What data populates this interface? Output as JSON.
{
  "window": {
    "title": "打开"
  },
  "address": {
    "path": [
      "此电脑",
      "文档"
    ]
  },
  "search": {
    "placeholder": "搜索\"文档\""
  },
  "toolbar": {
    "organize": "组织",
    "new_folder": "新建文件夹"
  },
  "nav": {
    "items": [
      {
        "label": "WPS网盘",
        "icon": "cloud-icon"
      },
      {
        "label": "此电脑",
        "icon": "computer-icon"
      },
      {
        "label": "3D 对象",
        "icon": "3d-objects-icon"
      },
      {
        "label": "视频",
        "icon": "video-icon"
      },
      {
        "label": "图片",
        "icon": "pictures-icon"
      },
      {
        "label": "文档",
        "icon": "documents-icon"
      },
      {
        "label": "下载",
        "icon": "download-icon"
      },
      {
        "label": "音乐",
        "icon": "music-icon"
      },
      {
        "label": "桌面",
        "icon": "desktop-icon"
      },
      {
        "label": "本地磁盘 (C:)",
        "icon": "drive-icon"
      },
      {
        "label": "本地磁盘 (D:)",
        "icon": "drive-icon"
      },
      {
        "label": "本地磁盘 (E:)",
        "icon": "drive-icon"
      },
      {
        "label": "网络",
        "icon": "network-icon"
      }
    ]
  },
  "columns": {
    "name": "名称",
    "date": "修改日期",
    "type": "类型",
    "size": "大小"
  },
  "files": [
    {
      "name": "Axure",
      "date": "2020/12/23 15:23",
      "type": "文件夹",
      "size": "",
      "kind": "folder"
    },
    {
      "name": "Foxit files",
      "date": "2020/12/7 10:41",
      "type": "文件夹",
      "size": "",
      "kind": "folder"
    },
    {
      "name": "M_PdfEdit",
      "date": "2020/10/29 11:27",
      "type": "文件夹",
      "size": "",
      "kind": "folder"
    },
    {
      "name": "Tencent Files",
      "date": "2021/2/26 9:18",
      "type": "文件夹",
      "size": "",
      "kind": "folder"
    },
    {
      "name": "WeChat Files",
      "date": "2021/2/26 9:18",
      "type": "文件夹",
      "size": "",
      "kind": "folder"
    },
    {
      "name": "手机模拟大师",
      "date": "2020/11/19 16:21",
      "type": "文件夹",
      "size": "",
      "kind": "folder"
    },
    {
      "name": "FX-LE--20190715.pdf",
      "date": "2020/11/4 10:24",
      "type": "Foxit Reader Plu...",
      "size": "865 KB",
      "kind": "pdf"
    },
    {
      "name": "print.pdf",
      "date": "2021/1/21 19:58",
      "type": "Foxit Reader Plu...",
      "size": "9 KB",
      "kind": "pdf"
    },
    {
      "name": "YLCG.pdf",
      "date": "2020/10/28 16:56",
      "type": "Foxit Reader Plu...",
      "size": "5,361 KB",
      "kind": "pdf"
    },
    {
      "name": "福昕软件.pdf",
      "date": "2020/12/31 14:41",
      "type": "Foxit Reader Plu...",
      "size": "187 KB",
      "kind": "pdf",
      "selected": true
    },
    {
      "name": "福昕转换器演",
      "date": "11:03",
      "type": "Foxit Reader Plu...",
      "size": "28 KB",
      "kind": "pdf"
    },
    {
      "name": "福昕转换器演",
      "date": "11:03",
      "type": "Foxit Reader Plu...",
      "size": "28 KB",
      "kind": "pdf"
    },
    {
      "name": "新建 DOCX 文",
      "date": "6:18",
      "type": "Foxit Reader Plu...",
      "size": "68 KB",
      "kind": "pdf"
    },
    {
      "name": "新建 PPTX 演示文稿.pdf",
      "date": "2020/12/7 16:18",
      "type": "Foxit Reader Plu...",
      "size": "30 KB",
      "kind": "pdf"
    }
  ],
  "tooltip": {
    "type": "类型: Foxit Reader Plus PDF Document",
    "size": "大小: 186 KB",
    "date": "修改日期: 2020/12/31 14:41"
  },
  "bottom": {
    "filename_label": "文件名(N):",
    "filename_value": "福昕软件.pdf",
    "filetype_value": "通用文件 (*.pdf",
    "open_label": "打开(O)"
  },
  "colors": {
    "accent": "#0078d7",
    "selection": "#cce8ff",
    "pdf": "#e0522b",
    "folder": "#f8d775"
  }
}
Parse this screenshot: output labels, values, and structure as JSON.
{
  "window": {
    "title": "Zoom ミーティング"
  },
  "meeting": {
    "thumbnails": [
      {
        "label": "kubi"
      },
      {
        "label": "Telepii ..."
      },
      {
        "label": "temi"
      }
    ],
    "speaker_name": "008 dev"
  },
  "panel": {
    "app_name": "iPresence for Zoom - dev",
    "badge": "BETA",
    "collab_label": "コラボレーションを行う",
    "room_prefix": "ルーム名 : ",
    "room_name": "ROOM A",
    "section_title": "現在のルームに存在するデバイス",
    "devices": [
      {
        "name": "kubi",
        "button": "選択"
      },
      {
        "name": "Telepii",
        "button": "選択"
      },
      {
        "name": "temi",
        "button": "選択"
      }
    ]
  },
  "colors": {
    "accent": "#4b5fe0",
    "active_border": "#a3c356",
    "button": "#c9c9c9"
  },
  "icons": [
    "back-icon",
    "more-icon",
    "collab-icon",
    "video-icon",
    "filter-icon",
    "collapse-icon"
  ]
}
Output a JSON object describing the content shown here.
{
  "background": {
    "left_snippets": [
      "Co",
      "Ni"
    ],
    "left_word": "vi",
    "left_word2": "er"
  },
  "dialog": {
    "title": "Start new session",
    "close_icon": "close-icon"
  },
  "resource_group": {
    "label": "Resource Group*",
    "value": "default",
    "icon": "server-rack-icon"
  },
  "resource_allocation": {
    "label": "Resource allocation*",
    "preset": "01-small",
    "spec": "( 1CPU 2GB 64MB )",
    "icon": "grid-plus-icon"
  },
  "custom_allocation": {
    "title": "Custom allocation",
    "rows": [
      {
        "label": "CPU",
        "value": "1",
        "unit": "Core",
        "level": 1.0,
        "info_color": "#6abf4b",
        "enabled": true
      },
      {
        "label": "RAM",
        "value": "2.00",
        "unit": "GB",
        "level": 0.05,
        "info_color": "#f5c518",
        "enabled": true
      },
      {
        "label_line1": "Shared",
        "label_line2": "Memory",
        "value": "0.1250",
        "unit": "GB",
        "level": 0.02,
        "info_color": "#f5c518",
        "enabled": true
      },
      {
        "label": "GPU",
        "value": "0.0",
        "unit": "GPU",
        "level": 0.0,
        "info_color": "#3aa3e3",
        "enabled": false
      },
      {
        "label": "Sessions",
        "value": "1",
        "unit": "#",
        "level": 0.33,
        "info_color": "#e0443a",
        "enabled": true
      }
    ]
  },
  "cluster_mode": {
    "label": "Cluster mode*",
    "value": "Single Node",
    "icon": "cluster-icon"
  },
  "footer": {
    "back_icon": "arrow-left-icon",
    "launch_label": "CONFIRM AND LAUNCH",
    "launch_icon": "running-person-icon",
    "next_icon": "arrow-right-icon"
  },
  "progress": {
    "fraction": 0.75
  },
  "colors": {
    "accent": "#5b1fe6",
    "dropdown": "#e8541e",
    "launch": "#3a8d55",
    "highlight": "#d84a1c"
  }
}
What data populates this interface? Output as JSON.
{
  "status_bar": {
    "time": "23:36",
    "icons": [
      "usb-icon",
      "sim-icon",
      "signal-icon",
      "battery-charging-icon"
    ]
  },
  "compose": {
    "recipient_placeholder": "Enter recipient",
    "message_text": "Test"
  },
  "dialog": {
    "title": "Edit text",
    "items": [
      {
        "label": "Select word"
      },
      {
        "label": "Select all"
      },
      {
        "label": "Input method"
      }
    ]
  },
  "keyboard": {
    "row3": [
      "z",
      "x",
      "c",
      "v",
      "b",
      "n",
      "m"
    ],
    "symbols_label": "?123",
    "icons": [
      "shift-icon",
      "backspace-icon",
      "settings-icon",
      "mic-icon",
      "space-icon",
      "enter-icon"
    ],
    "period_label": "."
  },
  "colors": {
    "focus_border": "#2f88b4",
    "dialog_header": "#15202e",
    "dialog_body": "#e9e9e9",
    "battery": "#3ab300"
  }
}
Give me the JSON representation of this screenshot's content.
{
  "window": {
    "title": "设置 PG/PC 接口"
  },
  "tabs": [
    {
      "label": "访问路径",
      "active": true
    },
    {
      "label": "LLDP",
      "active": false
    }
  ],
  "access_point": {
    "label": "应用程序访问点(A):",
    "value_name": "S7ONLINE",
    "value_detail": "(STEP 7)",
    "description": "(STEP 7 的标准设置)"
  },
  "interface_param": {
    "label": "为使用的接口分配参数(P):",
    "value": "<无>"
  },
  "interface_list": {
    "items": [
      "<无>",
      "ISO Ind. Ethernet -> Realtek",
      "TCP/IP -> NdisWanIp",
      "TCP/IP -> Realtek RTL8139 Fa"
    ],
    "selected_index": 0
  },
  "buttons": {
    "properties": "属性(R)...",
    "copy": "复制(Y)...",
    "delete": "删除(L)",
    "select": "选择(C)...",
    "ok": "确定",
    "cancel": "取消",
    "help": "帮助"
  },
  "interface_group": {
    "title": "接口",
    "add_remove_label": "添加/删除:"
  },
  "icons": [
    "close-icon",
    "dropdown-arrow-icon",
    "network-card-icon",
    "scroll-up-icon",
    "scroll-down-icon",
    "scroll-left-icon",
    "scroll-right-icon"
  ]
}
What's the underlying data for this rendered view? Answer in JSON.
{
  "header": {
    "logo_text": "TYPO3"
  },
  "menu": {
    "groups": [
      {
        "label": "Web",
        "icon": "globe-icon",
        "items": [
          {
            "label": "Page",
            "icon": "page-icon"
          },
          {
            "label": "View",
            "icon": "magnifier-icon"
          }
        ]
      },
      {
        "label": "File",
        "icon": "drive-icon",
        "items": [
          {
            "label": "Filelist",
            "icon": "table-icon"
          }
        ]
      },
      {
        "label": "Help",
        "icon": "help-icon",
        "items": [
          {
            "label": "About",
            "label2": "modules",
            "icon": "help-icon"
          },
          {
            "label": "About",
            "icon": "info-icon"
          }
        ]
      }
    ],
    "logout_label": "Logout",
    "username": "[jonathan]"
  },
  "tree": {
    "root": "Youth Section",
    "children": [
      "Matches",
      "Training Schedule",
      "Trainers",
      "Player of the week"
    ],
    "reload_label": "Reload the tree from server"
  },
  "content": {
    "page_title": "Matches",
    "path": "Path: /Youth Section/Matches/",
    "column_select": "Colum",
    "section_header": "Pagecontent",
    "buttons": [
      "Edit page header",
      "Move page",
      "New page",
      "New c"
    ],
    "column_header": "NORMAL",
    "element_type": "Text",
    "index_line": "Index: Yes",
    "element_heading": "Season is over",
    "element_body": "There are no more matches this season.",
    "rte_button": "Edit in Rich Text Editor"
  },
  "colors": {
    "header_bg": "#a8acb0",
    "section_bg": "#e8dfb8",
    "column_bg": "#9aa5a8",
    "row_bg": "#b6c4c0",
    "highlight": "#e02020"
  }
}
#####
**WORK TO BE COMPLETED:** Of the lines in the material above, state how many contain the string "accent"; give no other text.

**RESULT OF THIS EXERCISE:** 3